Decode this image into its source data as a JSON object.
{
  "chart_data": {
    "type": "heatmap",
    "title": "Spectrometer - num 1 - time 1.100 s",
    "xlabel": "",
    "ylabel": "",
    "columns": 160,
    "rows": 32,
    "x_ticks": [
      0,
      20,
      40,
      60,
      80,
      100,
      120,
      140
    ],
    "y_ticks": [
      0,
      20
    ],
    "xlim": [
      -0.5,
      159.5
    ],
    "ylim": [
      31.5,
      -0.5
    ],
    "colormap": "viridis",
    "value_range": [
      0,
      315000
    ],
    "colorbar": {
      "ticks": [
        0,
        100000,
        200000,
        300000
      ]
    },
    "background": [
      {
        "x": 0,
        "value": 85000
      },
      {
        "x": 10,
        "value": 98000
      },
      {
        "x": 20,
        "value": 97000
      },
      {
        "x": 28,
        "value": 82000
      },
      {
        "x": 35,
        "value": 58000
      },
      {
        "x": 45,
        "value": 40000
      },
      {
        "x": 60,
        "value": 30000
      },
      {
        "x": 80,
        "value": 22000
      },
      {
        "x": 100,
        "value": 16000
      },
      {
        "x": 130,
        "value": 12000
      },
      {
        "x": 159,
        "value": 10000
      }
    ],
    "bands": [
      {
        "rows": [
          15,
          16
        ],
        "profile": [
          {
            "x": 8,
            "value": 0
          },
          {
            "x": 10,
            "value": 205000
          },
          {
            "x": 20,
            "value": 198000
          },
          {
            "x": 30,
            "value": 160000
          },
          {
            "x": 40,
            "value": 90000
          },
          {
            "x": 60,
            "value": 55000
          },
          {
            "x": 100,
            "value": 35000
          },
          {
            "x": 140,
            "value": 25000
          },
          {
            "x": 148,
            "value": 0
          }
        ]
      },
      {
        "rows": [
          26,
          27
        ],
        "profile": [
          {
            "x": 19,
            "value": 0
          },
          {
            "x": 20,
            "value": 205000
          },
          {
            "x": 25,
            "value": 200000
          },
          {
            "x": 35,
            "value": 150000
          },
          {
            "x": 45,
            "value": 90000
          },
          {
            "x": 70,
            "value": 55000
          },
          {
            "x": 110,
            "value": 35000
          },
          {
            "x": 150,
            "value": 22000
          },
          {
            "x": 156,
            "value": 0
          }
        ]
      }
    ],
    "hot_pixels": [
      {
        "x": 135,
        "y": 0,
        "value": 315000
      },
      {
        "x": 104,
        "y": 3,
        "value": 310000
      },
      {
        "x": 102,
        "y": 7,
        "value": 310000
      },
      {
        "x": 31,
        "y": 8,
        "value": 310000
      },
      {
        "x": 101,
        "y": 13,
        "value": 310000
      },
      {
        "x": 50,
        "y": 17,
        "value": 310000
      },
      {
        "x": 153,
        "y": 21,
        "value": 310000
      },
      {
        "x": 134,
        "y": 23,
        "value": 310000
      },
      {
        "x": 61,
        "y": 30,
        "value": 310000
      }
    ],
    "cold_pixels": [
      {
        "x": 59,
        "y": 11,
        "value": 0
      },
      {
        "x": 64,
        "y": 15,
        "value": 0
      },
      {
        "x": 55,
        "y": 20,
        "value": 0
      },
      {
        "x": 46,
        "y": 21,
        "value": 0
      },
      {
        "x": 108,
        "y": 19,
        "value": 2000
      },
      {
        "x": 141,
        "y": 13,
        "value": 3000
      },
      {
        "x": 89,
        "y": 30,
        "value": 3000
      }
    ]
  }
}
▬▬▬▬▬▬▬▬▬▬
Problem details: Copy out each record from above, exactly.

Complete answer:
Decode this image into its source data as a JSON object.
{
  "chart_data": {
    "type": "heatmap",
    "title": "Spectrometer - num 1 - time 1.100 s",
    "xlabel": "",
    "ylabel": "",
    "columns": 160,
    "rows": 32,
    "x_ticks": [
      0,
      20,
      40,
      60,
      80,
      100,
      120,
      140
    ],
    "y_ticks": [
      0,
      20
    ],
    "xlim": [
      -0.5,
      159.5
    ],
    "ylim": [
      31.5,
      -0.5
    ],
    "colormap": "viridis",
    "value_range": [
      0,
      315000
    ],
    "colorbar": {
      "ticks": [
        0,
        100000,
        200000,
        300000
      ]
    },
    "background": [
      {
        "x": 0,
        "value": 85000
      },
      {
        "x": 10,
        "value": 98000
      },
      {
        "x": 20,
        "value": 97000
      },
      {
        "x": 28,
        "value": 82000
      },
      {
        "x": 35,
        "value": 58000
      },
      {
        "x": 45,
        "value": 40000
      },
      {
        "x": 60,
        "value": 30000
      },
      {
        "x": 80,
        "value": 22000
      },
      {
        "x": 100,
        "value": 16000
      },
      {
        "x": 130,
        "value": 12000
      },
      {
        "x": 159,
        "value": 10000
      }
    ],
    "bands": [
      {
        "rows": [
          15,
          16
        ],
        "profile": [
          {
            "x": 8,
            "value": 0
          },
          {
            "x": 10,
            "value": 205000
          },
          {
            "x": 20,
            "value": 198000
          },
          {
            "x": 30,
            "value": 160000
          },
          {
            "x": 40,
            "value": 90000
          },
          {
            "x": 60,
            "value": 55000
          },
          {
            "x": 100,
            "value": 35000
          },
          {
            "x": 140,
            "value": 25000
          },
          {
            "x": 148,
            "value": 0
          }
        ]
      },
      {
        "rows": [
          26,
          27
        ],
        "profile": [
          {
            "x": 19,
            "value": 0
          },
          {
            "x": 20,
            "value": 205000
          },
          {
            "x": 25,
            "value": 200000
          },
          {
            "x": 35,
            "value": 150000
          },
          {
            "x": 45,
            "value": 90000
          },
          {
            "x": 70,
            "value": 55000
          },
          {
            "x": 110,
            "value": 35000
          },
          {
            "x": 150,
            "value": 22000
          },
          {
            "x": 156,
            "value": 0
          }
        ]
      }
    ],
    "hot_pixels": [
      {
        "x": 135,
        "y": 0,
        "value": 315000
      },
      {
        "x": 104,
        "y": 3,
        "value": 310000
      },
      {
        "x": 102,
        "y": 7,
        "value": 310000
      },
      {
        "x": 31,
        "y": 8,
        "value": 310000
      },
      {
        "x": 101,
        "y": 13,
        "value": 310000
      },
      {
        "x": 50,
        "y": 17,
        "value": 310000
      },
      {
        "x": 153,
        "y": 21,
        "value": 310000
      },
      {
        "x": 134,
        "y": 23,
        "value": 310000
      },
      {
        "x": 61,
        "y": 30,
        "value": 310000
      }
    ],
    "cold_pixels": [
      {
        "x": 59,
        "y": 11,
        "value": 0
      },
      {
        "x": 64,
        "y": 15,
        "value": 0
      },
      {
        "x": 55,
        "y": 20,
        "value": 0
      },
      {
        "x": 46,
        "y": 21,
        "value": 0
      },
      {
        "x": 108,
        "y": 19,
        "value": 2000
      },
      {
        "x": 141,
        "y": 13,
        "value": 3000
      },
      {
        "x": 89,
        "y": 30,
        "value": 3000
      }
    ]
  }
}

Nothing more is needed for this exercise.